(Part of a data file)

— Begin —

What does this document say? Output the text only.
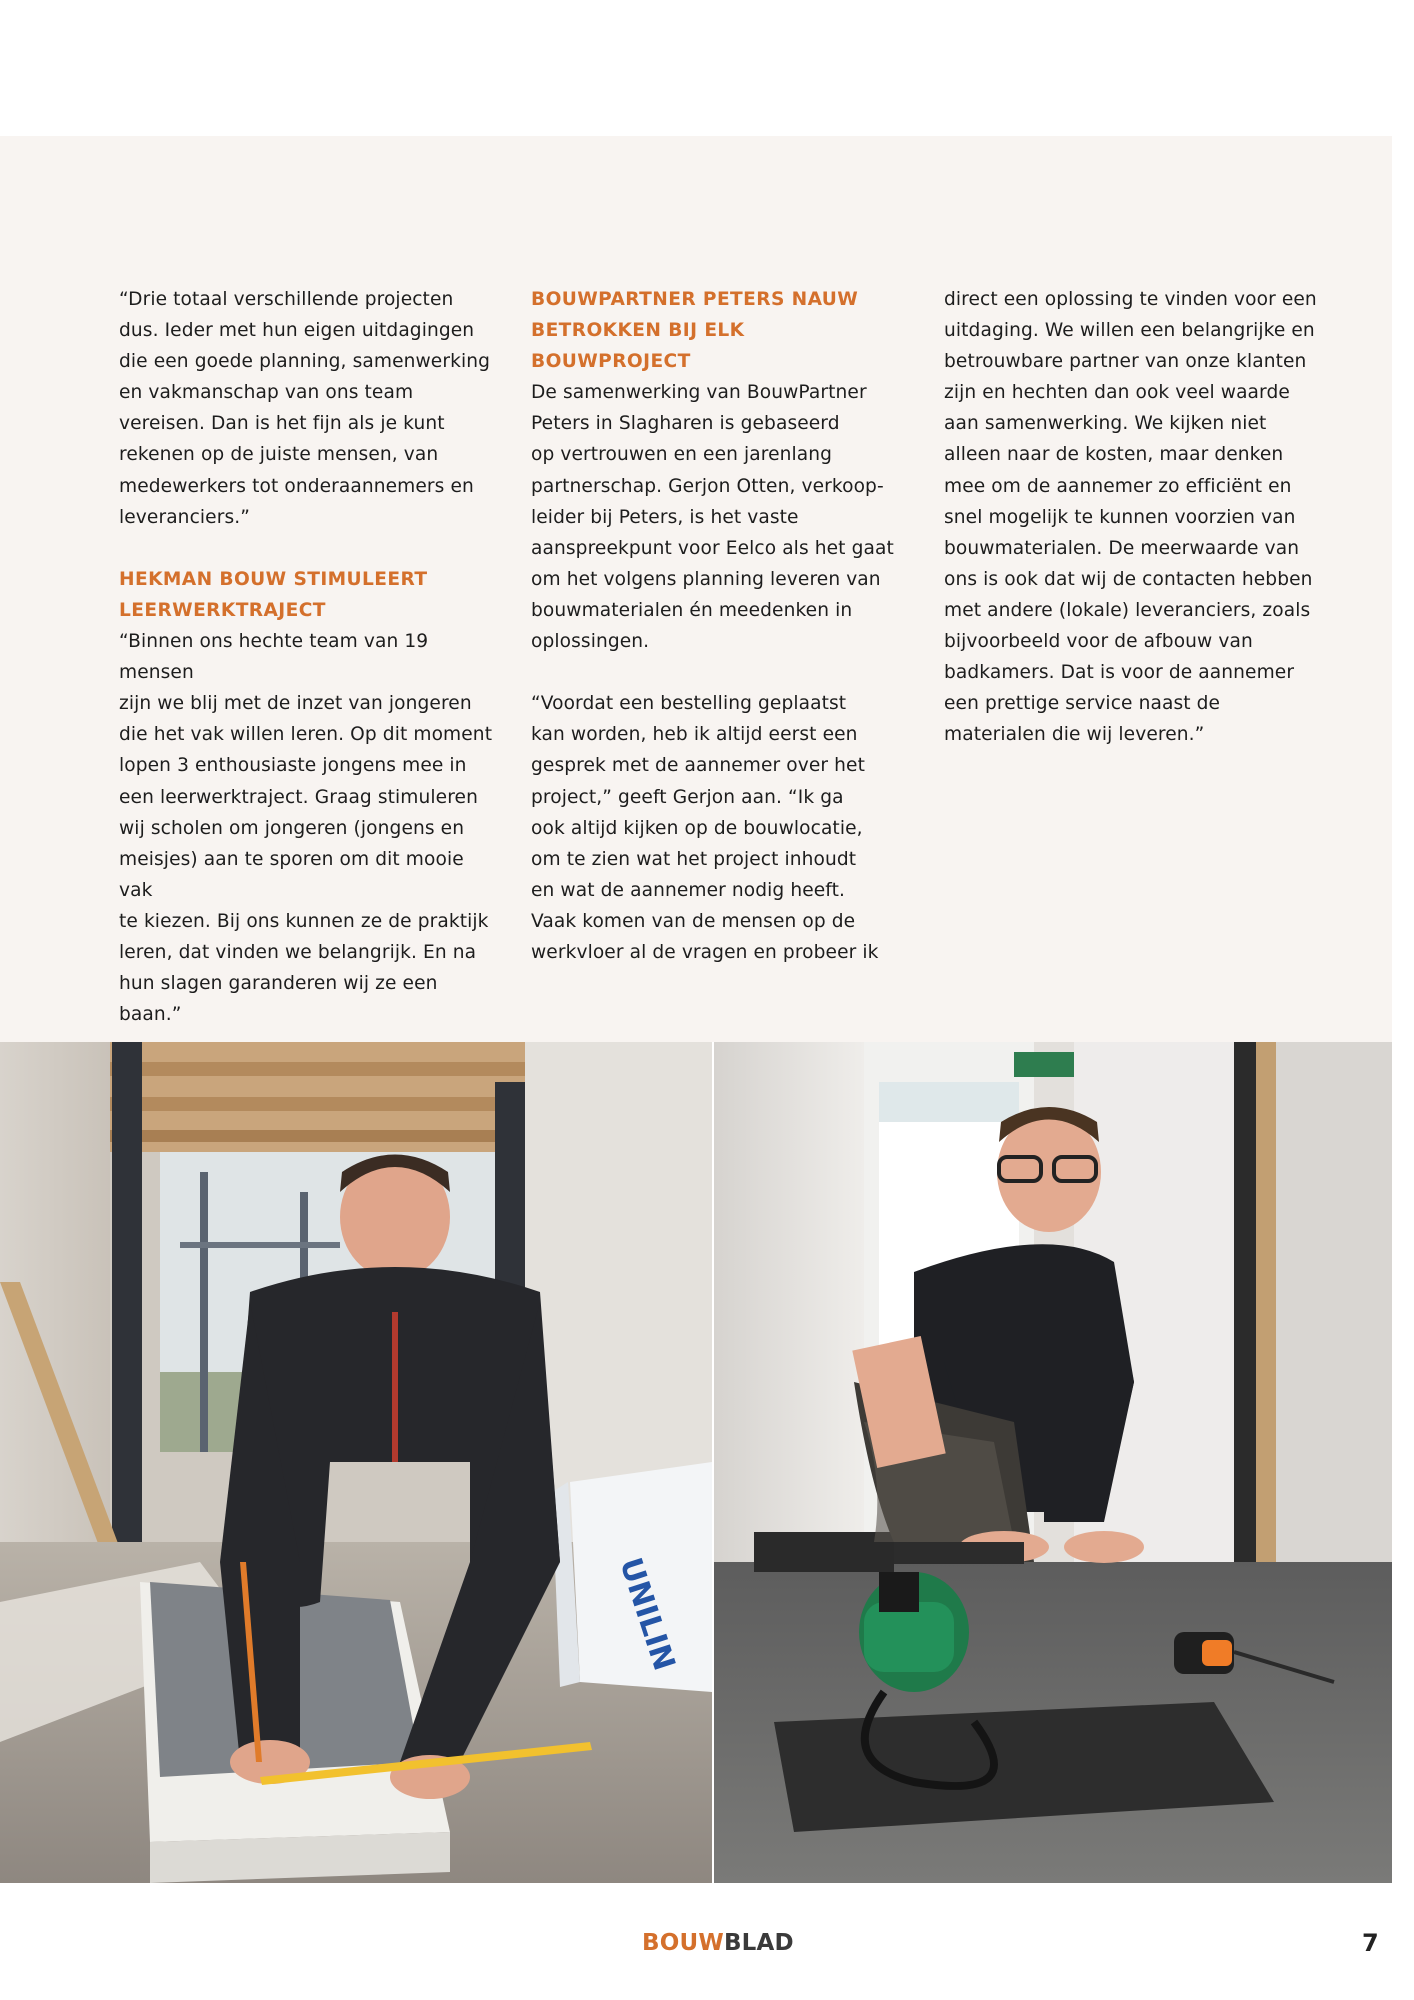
“Drie totaal verschillende projecten
dus. Ieder met hun eigen uitdagingen
die een goede planning, samenwerking
en vakmanschap van ons team
vereisen. Dan is het fijn als je kunt
rekenen op de juiste mensen, van
medewerkers tot onderaannemers en
leveranciers.”

HEKMAN BOUW STIMULEERT
LEERWERKTRAJECT

“Binnen ons hechte team van 19 mensen
zijn we blij met de inzet van jongeren
die het vak willen leren. Op dit moment
lopen 3 enthousiaste jongens mee in
een leerwerktraject. Graag stimuleren
wij scholen om jongeren (jongens en
meisjes) aan te sporen om dit mooie vak
te kiezen. Bij ons kunnen ze de praktijk
leren, dat vinden we belangrijk. En na
hun slagen garanderen wij ze een baan.”

BOUWPARTNER PETERS NAUW
BETROKKEN BIJ ELK BOUWPROJECT

De samenwerking van BouwPartner
Peters in Slagharen is gebaseerd
op vertrouwen en een jarenlang
partnerschap. Gerjon Otten, verkoop-
leider bij Peters, is het vaste
aanspreekpunt voor Eelco als het gaat
om het volgens planning leveren van
bouwmaterialen én meedenken in
oplossingen.

“Voordat een bestelling geplaatst
kan worden, heb ik altijd eerst een
gesprek met de aannemer over het
project,” geeft Gerjon aan. “Ik ga
ook altijd kijken op de bouwlocatie,
om te zien wat het project inhoudt
en wat de aannemer nodig heeft.
Vaak komen van de mensen op de
werkvloer al de vragen en probeer ik

direct een oplossing te vinden voor een
uitdaging. We willen een belangrijke en
betrouwbare partner van onze klanten
zijn en hechten dan ook veel waarde
aan samenwerking. We kijken niet
alleen naar de kosten, maar denken
mee om de aannemer zo efficiënt en
snel mogelijk te kunnen voorzien van
bouwmaterialen. De meerwaarde van
ons is ook dat wij de contacten hebben
met andere (lokale) leveranciers, zoals
bijvoorbeeld voor de afbouw van
badkamers. Dat is voor de aannemer
een prettige service naast de
materialen die wij leveren.”

UNILIN
BOUWBLAD	7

— End —

## Exercise aim
Output the data exactly. Pictures don't belong in the result.

## Reply
What does this document say? Output the text only.
“Drie totaal verschillende projecten
dus. Ieder met hun eigen uitdagingen
die een goede planning, samenwerking
en vakmanschap van ons team
vereisen. Dan is het fijn als je kunt
rekenen op de juiste mensen, van
medewerkers tot onderaannemers en
leveranciers.”

HEKMAN BOUW STIMULEERT
LEERWERKTRAJECT

“Binnen ons hechte team van 19 mensen
zijn we blij met de inzet van jongeren
die het vak willen leren. Op dit moment
lopen 3 enthousiaste jongens mee in
een leerwerktraject. Graag stimuleren
wij scholen om jongeren (jongens en
meisjes) aan te sporen om dit mooie vak
te kiezen. Bij ons kunnen ze de praktijk
leren, dat vinden we belangrijk. En na
hun slagen garanderen wij ze een baan.”

BOUWPARTNER PETERS NAUW
BETROKKEN BIJ ELK BOUWPROJECT

De samenwerking van BouwPartner
Peters in Slagharen is gebaseerd
op vertrouwen en een jarenlang
partnerschap. Gerjon Otten, verkoop-
leider bij Peters, is het vaste
aanspreekpunt voor Eelco als het gaat
om het volgens planning leveren van
bouwmaterialen én meedenken in
oplossingen.

“Voordat een bestelling geplaatst
kan worden, heb ik altijd eerst een
gesprek met de aannemer over het
project,” geeft Gerjon aan. “Ik ga
ook altijd kijken op de bouwlocatie,
om te zien wat het project inhoudt
en wat de aannemer nodig heeft.
Vaak komen van de mensen op de
werkvloer al de vragen en probeer ik

direct een oplossing te vinden voor een
uitdaging. We willen een belangrijke en
betrouwbare partner van onze klanten
zijn en hechten dan ook veel waarde
aan samenwerking. We kijken niet
alleen naar de kosten, maar denken
mee om de aannemer zo efficiënt en
snel mogelijk te kunnen voorzien van
bouwmaterialen. De meerwaarde van
ons is ook dat wij de contacten hebben
met andere (lokale) leveranciers, zoals
bijvoorbeeld voor de afbouw van
badkamers. Dat is voor de aannemer
een prettige service naast de
materialen die wij leveren.”

UNILIN
BOUWBLAD	7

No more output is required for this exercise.